> [Exercise materials]
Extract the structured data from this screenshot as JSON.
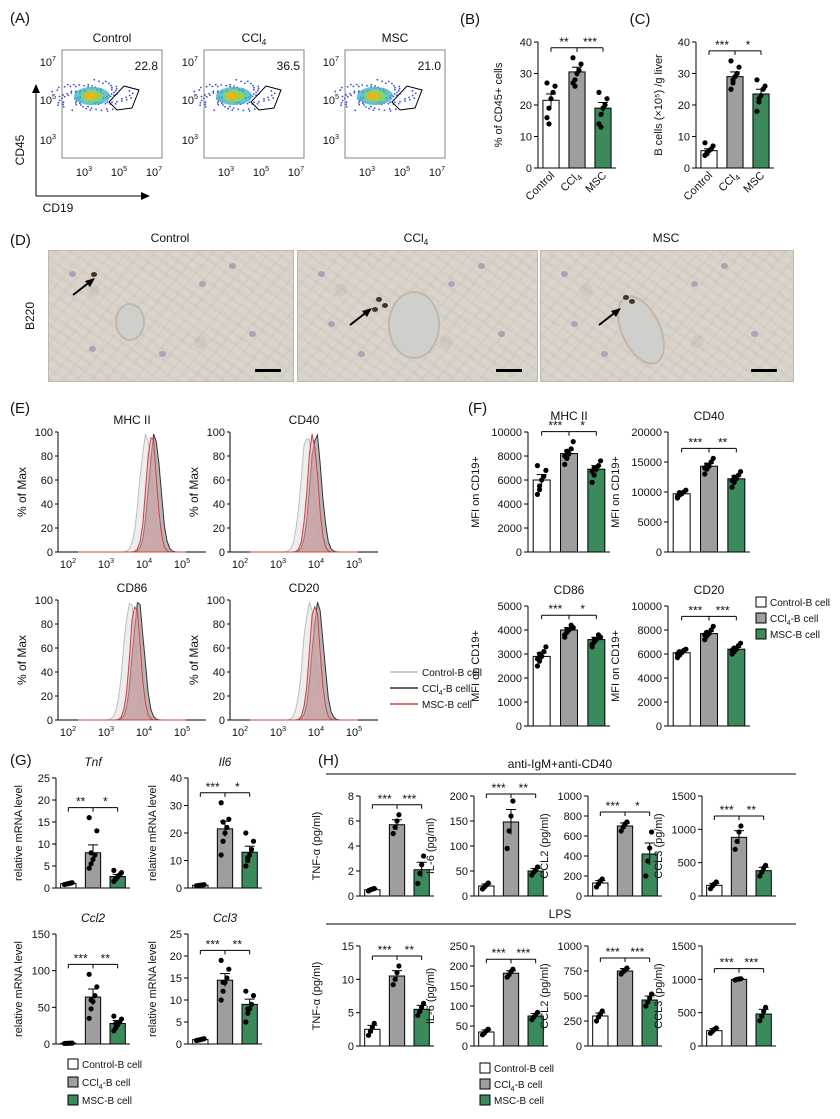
{
  "panels": {
    "A": {
      "letter": "(A)",
      "plots": [
        {
          "title": "Control",
          "title_sub": "",
          "gate_value": "22.8"
        },
        {
          "title": "CCl",
          "title_sub": "4",
          "gate_value": "36.5"
        },
        {
          "title": "MSC",
          "title_sub": "",
          "gate_value": "21.0"
        }
      ],
      "y_axis_label": "CD45",
      "x_axis_label": "CD19",
      "ticks": [
        "10",
        "10",
        "10"
      ],
      "tick_exps": [
        "3",
        "5",
        "7"
      ]
    },
    "D": {
      "letter": "(D)",
      "stain_label": "B220",
      "images": [
        "Control",
        "CCl",
        "MSC"
      ],
      "image_subs": [
        "",
        "4",
        ""
      ]
    },
    "E": {
      "letter": "(E)",
      "ylabel": "% of Max",
      "histograms": [
        "MHC II",
        "CD40",
        "CD86",
        "CD20"
      ],
      "legend": [
        "Control-B cell",
        "CCl",
        "MSC-B cell"
      ],
      "legend_ccl4_suffix": "-B cell",
      "xtick_base": "10",
      "xtick_exps": [
        "2",
        "3",
        "4",
        "5"
      ],
      "yticks": [
        "0",
        "20",
        "40",
        "60",
        "80",
        "100"
      ]
    },
    "F": {
      "letter": "(F)"
    },
    "G": {
      "letter": "(G)"
    },
    "H": {
      "letter": "(H)",
      "section_titles": [
        "anti-IgM+anti-CD40",
        "LPS"
      ]
    }
  },
  "legend_groups": [
    "Control-B cell",
    "CCl4-B cell",
    "MSC-B cell"
  ],
  "colors": {
    "control": "#ffffff",
    "ccl4": "#9e9e9e",
    "msc": "#3a8a5c",
    "flow_gate": "#000000"
  },
  "chart_data": [
    {
      "id": "B",
      "type": "bar",
      "letter": "(B)",
      "ylabel": "% of CD45+ cells",
      "categories": [
        "Control",
        "CCl4",
        "MSC"
      ],
      "values": [
        21.5,
        30.5,
        19.0
      ],
      "sem": [
        2.0,
        1.5,
        1.8
      ],
      "ylim": [
        0,
        40
      ],
      "yticks": [
        0,
        10,
        20,
        30,
        40
      ],
      "points": [
        [
          16,
          19,
          22,
          24,
          26,
          27,
          14
        ],
        [
          27,
          28,
          30,
          31,
          33,
          35,
          26
        ],
        [
          14,
          17,
          19,
          20,
          22,
          24,
          13
        ]
      ],
      "sig": [
        {
          "a": 0,
          "b": 1,
          "label": "**"
        },
        {
          "a": 1,
          "b": 2,
          "label": "***"
        }
      ]
    },
    {
      "id": "C",
      "type": "bar",
      "letter": "(C)",
      "ylabel": "B cells (×10⁵) /g liver",
      "categories": [
        "Control",
        "CCl4",
        "MSC"
      ],
      "values": [
        5.5,
        29.0,
        23.5
      ],
      "sem": [
        0.6,
        1.5,
        1.5
      ],
      "ylim": [
        0,
        40
      ],
      "yticks": [
        0,
        10,
        20,
        30,
        40
      ],
      "points": [
        [
          4,
          5,
          5.5,
          6,
          7,
          8,
          4.5
        ],
        [
          25,
          27,
          29,
          30,
          32,
          34,
          28
        ],
        [
          18,
          21,
          23,
          25,
          26,
          28,
          22
        ]
      ],
      "sig": [
        {
          "a": 0,
          "b": 1,
          "label": "***"
        },
        {
          "a": 1,
          "b": 2,
          "label": "*"
        }
      ]
    },
    {
      "id": "F1",
      "type": "bar",
      "title": "MHC II",
      "ylabel": "MFI on CD19+",
      "categories": [
        "Control-B cell",
        "CCl4-B cell",
        "MSC-B cell"
      ],
      "values": [
        6000,
        8200,
        6900
      ],
      "sem": [
        450,
        300,
        300
      ],
      "ylim": [
        0,
        10000
      ],
      "yticks": [
        0,
        2000,
        4000,
        6000,
        8000,
        10000
      ],
      "points": [
        [
          4800,
          5500,
          6000,
          6300,
          6800,
          7200,
          5200
        ],
        [
          7300,
          7800,
          8200,
          8600,
          9200,
          8000,
          8400
        ],
        [
          5800,
          6400,
          6900,
          7200,
          7600,
          6700,
          7000
        ]
      ],
      "sig": [
        {
          "a": 0,
          "b": 1,
          "label": "***"
        },
        {
          "a": 1,
          "b": 2,
          "label": "*"
        }
      ]
    },
    {
      "id": "F2",
      "type": "bar",
      "title": "CD40",
      "ylabel": "MFI on CD19+",
      "categories": [
        "Control-B cell",
        "CCl4-B cell",
        "MSC-B cell"
      ],
      "values": [
        9700,
        14300,
        12200
      ],
      "sem": [
        300,
        500,
        500
      ],
      "ylim": [
        0,
        20000
      ],
      "yticks": [
        0,
        5000,
        10000,
        15000,
        20000
      ],
      "points": [
        [
          9000,
          9500,
          9700,
          10000,
          10300,
          9300,
          9900
        ],
        [
          13000,
          13800,
          14300,
          15000,
          15600,
          14000,
          14500
        ],
        [
          10800,
          11600,
          12200,
          12800,
          13400,
          11900,
          12500
        ]
      ],
      "sig": [
        {
          "a": 0,
          "b": 1,
          "label": "***"
        },
        {
          "a": 1,
          "b": 2,
          "label": "**"
        }
      ]
    },
    {
      "id": "F3",
      "type": "bar",
      "title": "CD86",
      "ylabel": "MFI on CD19+",
      "categories": [
        "Control-B cell",
        "CCl4-B cell",
        "MSC-B cell"
      ],
      "values": [
        2900,
        4000,
        3600
      ],
      "sem": [
        150,
        100,
        100
      ],
      "ylim": [
        0,
        5000
      ],
      "yticks": [
        0,
        1000,
        2000,
        3000,
        4000,
        5000
      ],
      "points": [
        [
          2500,
          2700,
          2900,
          3100,
          3300,
          2800,
          3000
        ],
        [
          3700,
          3900,
          4000,
          4200,
          4100,
          3800,
          4000
        ],
        [
          3300,
          3500,
          3600,
          3800,
          3700,
          3400,
          3600
        ]
      ],
      "sig": [
        {
          "a": 0,
          "b": 1,
          "label": "***"
        },
        {
          "a": 1,
          "b": 2,
          "label": "*"
        }
      ]
    },
    {
      "id": "F4",
      "type": "bar",
      "title": "CD20",
      "ylabel": "MFI on CD19+",
      "categories": [
        "Control-B cell",
        "CCl4-B cell",
        "MSC-B cell"
      ],
      "values": [
        6100,
        7700,
        6400
      ],
      "sem": [
        150,
        200,
        150
      ],
      "ylim": [
        0,
        10000
      ],
      "yticks": [
        0,
        2000,
        4000,
        6000,
        8000,
        10000
      ],
      "points": [
        [
          5700,
          5900,
          6100,
          6300,
          6400,
          6000,
          6200
        ],
        [
          7200,
          7500,
          7700,
          8000,
          8300,
          7600,
          7800
        ],
        [
          6000,
          6200,
          6400,
          6700,
          6900,
          6300,
          6500
        ]
      ],
      "sig": [
        {
          "a": 0,
          "b": 1,
          "label": "***"
        },
        {
          "a": 1,
          "b": 2,
          "label": "***"
        }
      ]
    },
    {
      "id": "G1",
      "type": "bar",
      "title": "Tnf",
      "ylabel": "relative mRNA level",
      "categories": [
        "Control-B cell",
        "CCl4-B cell",
        "MSC-B cell"
      ],
      "values": [
        1.0,
        8.0,
        2.6
      ],
      "sem": [
        0.1,
        1.8,
        0.5
      ],
      "ylim": [
        0,
        25
      ],
      "yticks": [
        0,
        5,
        10,
        15,
        20,
        25
      ],
      "points": [
        [
          0.8,
          0.9,
          1.0,
          1.1,
          1.2
        ],
        [
          4.5,
          5.5,
          6.5,
          7.5,
          13,
          16,
          8
        ],
        [
          1.5,
          2.0,
          2.5,
          3.0,
          3.5,
          4.0,
          2.2
        ]
      ],
      "sig": [
        {
          "a": 0,
          "b": 1,
          "label": "**"
        },
        {
          "a": 1,
          "b": 2,
          "label": "*"
        }
      ]
    },
    {
      "id": "G2",
      "type": "bar",
      "title": "Il6",
      "ylabel": "relative mRNA level",
      "categories": [
        "Control-B cell",
        "CCl4-B cell",
        "MSC-B cell"
      ],
      "values": [
        1.0,
        21.5,
        13.0
      ],
      "sem": [
        0.1,
        2.8,
        2.2
      ],
      "ylim": [
        0,
        40
      ],
      "yticks": [
        0,
        10,
        20,
        30,
        40
      ],
      "points": [
        [
          0.8,
          0.9,
          1.0,
          1.1,
          1.2
        ],
        [
          12,
          17,
          20,
          22,
          25,
          31,
          24
        ],
        [
          8,
          10,
          12,
          14,
          17,
          20,
          11
        ]
      ],
      "sig": [
        {
          "a": 0,
          "b": 1,
          "label": "***"
        },
        {
          "a": 1,
          "b": 2,
          "label": "*"
        }
      ]
    },
    {
      "id": "G3",
      "type": "bar",
      "title": "Ccl2",
      "ylabel": "relative mRNA level",
      "categories": [
        "Control-B cell",
        "CCl4-B cell",
        "MSC-B cell"
      ],
      "values": [
        1.0,
        64.0,
        28.0
      ],
      "sem": [
        0.2,
        11.0,
        4.0
      ],
      "ylim": [
        0,
        150
      ],
      "yticks": [
        0,
        50,
        100,
        150
      ],
      "points": [
        [
          0.8,
          0.9,
          1.0,
          1.1,
          1.2
        ],
        [
          35,
          48,
          58,
          66,
          78,
          95,
          60
        ],
        [
          18,
          22,
          26,
          30,
          34,
          38,
          28
        ]
      ],
      "sig": [
        {
          "a": 0,
          "b": 1,
          "label": "***"
        },
        {
          "a": 1,
          "b": 2,
          "label": "**"
        }
      ]
    },
    {
      "id": "G4",
      "type": "bar",
      "title": "Ccl3",
      "ylabel": "relative mRNA level",
      "categories": [
        "Control-B cell",
        "CCl4-B cell",
        "MSC-B cell"
      ],
      "values": [
        1.0,
        14.5,
        9.0
      ],
      "sem": [
        0.1,
        1.5,
        1.2
      ],
      "ylim": [
        0,
        25
      ],
      "yticks": [
        0,
        5,
        10,
        15,
        20,
        25
      ],
      "points": [
        [
          0.8,
          0.9,
          1.0,
          1.1,
          1.2
        ],
        [
          10,
          12,
          14,
          15,
          17,
          19,
          14
        ],
        [
          5,
          7,
          8,
          9,
          11,
          12,
          8
        ]
      ],
      "sig": [
        {
          "a": 0,
          "b": 1,
          "label": "***"
        },
        {
          "a": 1,
          "b": 2,
          "label": "**"
        }
      ]
    },
    {
      "id": "H1",
      "type": "bar",
      "title": "",
      "ylabel": "TNF-α (pg/ml)",
      "categories": [
        "Control-B cell",
        "CCl4-B cell",
        "MSC-B cell"
      ],
      "values": [
        0.5,
        5.7,
        2.1
      ],
      "sem": [
        0.1,
        0.4,
        0.6
      ],
      "ylim": [
        0,
        8
      ],
      "yticks": [
        0,
        2,
        4,
        6,
        8
      ],
      "points": [
        [
          0.4,
          0.5,
          0.55,
          0.6
        ],
        [
          5.0,
          5.5,
          6.0,
          6.5
        ],
        [
          1.0,
          1.8,
          2.5,
          3.2
        ]
      ],
      "sig": [
        {
          "a": 0,
          "b": 1,
          "label": "***"
        },
        {
          "a": 1,
          "b": 2,
          "label": "***"
        }
      ]
    },
    {
      "id": "H2",
      "type": "bar",
      "title": "",
      "ylabel": "IL-6 (pg/ml)",
      "categories": [
        "Control-B cell",
        "CCl4-B cell",
        "MSC-B cell"
      ],
      "values": [
        20,
        148,
        50
      ],
      "sem": [
        4,
        25,
        5
      ],
      "ylim": [
        0,
        200
      ],
      "yticks": [
        0,
        50,
        100,
        150,
        200
      ],
      "points": [
        [
          14,
          18,
          22,
          26
        ],
        [
          95,
          130,
          160,
          190
        ],
        [
          42,
          48,
          52,
          58
        ]
      ],
      "sig": [
        {
          "a": 0,
          "b": 1,
          "label": "***"
        },
        {
          "a": 1,
          "b": 2,
          "label": "**"
        }
      ]
    },
    {
      "id": "H3",
      "type": "bar",
      "title": "",
      "ylabel": "CCL2 (pg/ml)",
      "categories": [
        "Control-B cell",
        "CCl4-B cell",
        "MSC-B cell"
      ],
      "values": [
        130,
        700,
        420
      ],
      "sem": [
        25,
        30,
        110
      ],
      "ylim": [
        0,
        1000
      ],
      "yticks": [
        0,
        200,
        400,
        600,
        800,
        1000
      ],
      "points": [
        [
          90,
          120,
          150,
          170
        ],
        [
          650,
          690,
          720,
          740
        ],
        [
          200,
          350,
          480,
          640
        ]
      ],
      "sig": [
        {
          "a": 0,
          "b": 1,
          "label": "***"
        },
        {
          "a": 1,
          "b": 2,
          "label": "*"
        }
      ]
    },
    {
      "id": "H4",
      "type": "bar",
      "title": "",
      "ylabel": "CCL3 (pg/ml)",
      "categories": [
        "Control-B cell",
        "CCl4-B cell",
        "MSC-B cell"
      ],
      "values": [
        160,
        880,
        380
      ],
      "sem": [
        30,
        100,
        50
      ],
      "ylim": [
        0,
        1500
      ],
      "yticks": [
        0,
        500,
        1000,
        1500
      ],
      "points": [
        [
          110,
          150,
          180,
          210
        ],
        [
          700,
          820,
          960,
          1050
        ],
        [
          300,
          360,
          420,
          460
        ]
      ],
      "sig": [
        {
          "a": 0,
          "b": 1,
          "label": "***"
        },
        {
          "a": 1,
          "b": 2,
          "label": "**"
        }
      ]
    },
    {
      "id": "H5",
      "type": "bar",
      "title": "",
      "ylabel": "TNF-α (pg/ml)",
      "categories": [
        "Control-B cell",
        "CCl4-B cell",
        "MSC-B cell"
      ],
      "values": [
        2.5,
        10.5,
        5.5
      ],
      "sem": [
        0.6,
        0.8,
        0.6
      ],
      "ylim": [
        0,
        15
      ],
      "yticks": [
        0,
        5,
        10,
        15
      ],
      "points": [
        [
          1.6,
          2.2,
          2.8,
          3.4
        ],
        [
          9.2,
          10.0,
          11.0,
          12.0
        ],
        [
          4.6,
          5.2,
          5.8,
          6.4
        ]
      ],
      "sig": [
        {
          "a": 0,
          "b": 1,
          "label": "***"
        },
        {
          "a": 1,
          "b": 2,
          "label": "**"
        }
      ]
    },
    {
      "id": "H6",
      "type": "bar",
      "title": "",
      "ylabel": "IL-6 (pg/ml)",
      "categories": [
        "Control-B cell",
        "CCl4-B cell",
        "MSC-B cell"
      ],
      "values": [
        35,
        182,
        75
      ],
      "sem": [
        5,
        6,
        6
      ],
      "ylim": [
        0,
        250
      ],
      "yticks": [
        0,
        50,
        100,
        150,
        200,
        250
      ],
      "points": [
        [
          28,
          32,
          38,
          42
        ],
        [
          172,
          178,
          186,
          192
        ],
        [
          66,
          72,
          78,
          84
        ]
      ],
      "sig": [
        {
          "a": 0,
          "b": 1,
          "label": "***"
        },
        {
          "a": 1,
          "b": 2,
          "label": "***"
        }
      ]
    },
    {
      "id": "H7",
      "type": "bar",
      "title": "",
      "ylabel": "CCL2 (pg/ml)",
      "categories": [
        "Control-B cell",
        "CCl4-B cell",
        "MSC-B cell"
      ],
      "values": [
        300,
        750,
        460
      ],
      "sem": [
        30,
        25,
        40
      ],
      "ylim": [
        0,
        1000
      ],
      "yticks": [
        0,
        250,
        500,
        750,
        1000
      ],
      "points": [
        [
          250,
          290,
          320,
          350
        ],
        [
          720,
          745,
          760,
          780
        ],
        [
          400,
          440,
          480,
          520
        ]
      ],
      "sig": [
        {
          "a": 0,
          "b": 1,
          "label": "***"
        },
        {
          "a": 1,
          "b": 2,
          "label": "***"
        }
      ]
    },
    {
      "id": "H8",
      "type": "bar",
      "title": "",
      "ylabel": "CCL3 (pg/ml)",
      "categories": [
        "Control-B cell",
        "CCl4-B cell",
        "MSC-B cell"
      ],
      "values": [
        230,
        1000,
        480
      ],
      "sem": [
        30,
        10,
        70
      ],
      "ylim": [
        0,
        1500
      ],
      "yticks": [
        0,
        500,
        1000,
        1500
      ],
      "points": [
        [
          190,
          220,
          250,
          270
        ],
        [
          990,
          1000,
          1005,
          1010
        ],
        [
          380,
          450,
          520,
          580
        ]
      ],
      "sig": [
        {
          "a": 0,
          "b": 1,
          "label": "***"
        },
        {
          "a": 1,
          "b": 2,
          "label": "***"
        }
      ]
    }
  ]
}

> [About this exercise]
Search the material above for the word "letter", then copy each line that holds it.

> [Your response]
      "letter": "(A)",
      "letter": "(D)",
      "letter": "(E)",
      "letter": "(F)"
      "letter": "(G)"
      "letter": "(H)",
      "letter": "(B)",
      "letter": "(C)",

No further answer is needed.